TASK MATERIAL =>
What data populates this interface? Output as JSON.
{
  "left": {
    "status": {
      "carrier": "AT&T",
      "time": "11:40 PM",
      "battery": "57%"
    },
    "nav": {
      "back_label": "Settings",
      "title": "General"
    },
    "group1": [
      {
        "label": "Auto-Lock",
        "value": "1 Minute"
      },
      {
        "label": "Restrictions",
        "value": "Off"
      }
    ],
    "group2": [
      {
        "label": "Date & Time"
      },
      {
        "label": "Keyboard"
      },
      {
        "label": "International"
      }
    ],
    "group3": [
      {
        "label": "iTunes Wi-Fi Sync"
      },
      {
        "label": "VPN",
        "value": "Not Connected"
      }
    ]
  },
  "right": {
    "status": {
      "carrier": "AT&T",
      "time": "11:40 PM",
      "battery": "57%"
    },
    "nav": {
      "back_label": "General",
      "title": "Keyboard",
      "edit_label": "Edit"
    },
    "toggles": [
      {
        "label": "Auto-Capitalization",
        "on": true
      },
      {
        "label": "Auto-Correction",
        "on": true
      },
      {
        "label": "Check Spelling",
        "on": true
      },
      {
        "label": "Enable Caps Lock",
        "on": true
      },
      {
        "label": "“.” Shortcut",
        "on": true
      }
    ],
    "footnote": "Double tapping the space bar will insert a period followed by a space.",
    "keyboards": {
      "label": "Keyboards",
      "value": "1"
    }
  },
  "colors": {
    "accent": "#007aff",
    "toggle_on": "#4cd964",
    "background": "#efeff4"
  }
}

GIVEN TASK => Write out all the records above again, exactly as they stand.

THE REPLY =>
What data populates this interface? Output as JSON.
{
  "left": {
    "status": {
      "carrier": "AT&T",
      "time": "11:40 PM",
      "battery": "57%"
    },
    "nav": {
      "back_label": "Settings",
      "title": "General"
    },
    "group1": [
      {
        "label": "Auto-Lock",
        "value": "1 Minute"
      },
      {
        "label": "Restrictions",
        "value": "Off"
      }
    ],
    "group2": [
      {
        "label": "Date & Time"
      },
      {
        "label": "Keyboard"
      },
      {
        "label": "International"
      }
    ],
    "group3": [
      {
        "label": "iTunes Wi-Fi Sync"
      },
      {
        "label": "VPN",
        "value": "Not Connected"
      }
    ]
  },
  "right": {
    "status": {
      "carrier": "AT&T",
      "time": "11:40 PM",
      "battery": "57%"
    },
    "nav": {
      "back_label": "General",
      "title": "Keyboard",
      "edit_label": "Edit"
    },
    "toggles": [
      {
        "label": "Auto-Capitalization",
        "on": true
      },
      {
        "label": "Auto-Correction",
        "on": true
      },
      {
        "label": "Check Spelling",
        "on": true
      },
      {
        "label": "Enable Caps Lock",
        "on": true
      },
      {
        "label": "“.” Shortcut",
        "on": true
      }
    ],
    "footnote": "Double tapping the space bar will insert a period followed by a space.",
    "keyboards": {
      "label": "Keyboards",
      "value": "1"
    }
  },
  "colors": {
    "accent": "#007aff",
    "toggle_on": "#4cd964",
    "background": "#efeff4"
  }
}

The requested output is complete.